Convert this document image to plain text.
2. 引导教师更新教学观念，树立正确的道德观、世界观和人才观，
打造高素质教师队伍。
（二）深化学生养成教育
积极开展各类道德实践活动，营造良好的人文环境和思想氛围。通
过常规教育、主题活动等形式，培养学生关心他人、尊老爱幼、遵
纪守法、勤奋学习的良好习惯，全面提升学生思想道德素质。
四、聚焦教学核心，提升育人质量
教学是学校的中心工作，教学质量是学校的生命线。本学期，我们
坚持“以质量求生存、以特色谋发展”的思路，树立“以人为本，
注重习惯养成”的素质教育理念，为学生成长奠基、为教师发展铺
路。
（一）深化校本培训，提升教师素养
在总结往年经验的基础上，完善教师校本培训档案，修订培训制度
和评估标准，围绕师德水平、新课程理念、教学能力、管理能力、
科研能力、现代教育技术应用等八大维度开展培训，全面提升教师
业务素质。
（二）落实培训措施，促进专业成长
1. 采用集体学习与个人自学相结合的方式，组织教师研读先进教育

◇ ◇ ◇ ◇

**What is expected:** Reproduce the records above exactly as they appear.

**Answer to the task:**
Convert this document image to plain text.
2. 引导教师更新教学观念，树立正确的道德观、世界观和人才观，
打造高素质教师队伍。
（二）深化学生养成教育
积极开展各类道德实践活动，营造良好的人文环境和思想氛围。通
过常规教育、主题活动等形式，培养学生关心他人、尊老爱幼、遵
纪守法、勤奋学习的良好习惯，全面提升学生思想道德素质。
四、聚焦教学核心，提升育人质量
教学是学校的中心工作，教学质量是学校的生命线。本学期，我们
坚持“以质量求生存、以特色谋发展”的思路，树立“以人为本，
注重习惯养成”的素质教育理念，为学生成长奠基、为教师发展铺
路。
（一）深化校本培训，提升教师素养
在总结往年经验的基础上，完善教师校本培训档案，修订培训制度
和评估标准，围绕师德水平、新课程理念、教学能力、管理能力、
科研能力、现代教育技术应用等八大维度开展培训，全面提升教师
业务素质。
（二）落实培训措施，促进专业成长
1. 采用集体学习与个人自学相结合的方式，组织教师研读先进教育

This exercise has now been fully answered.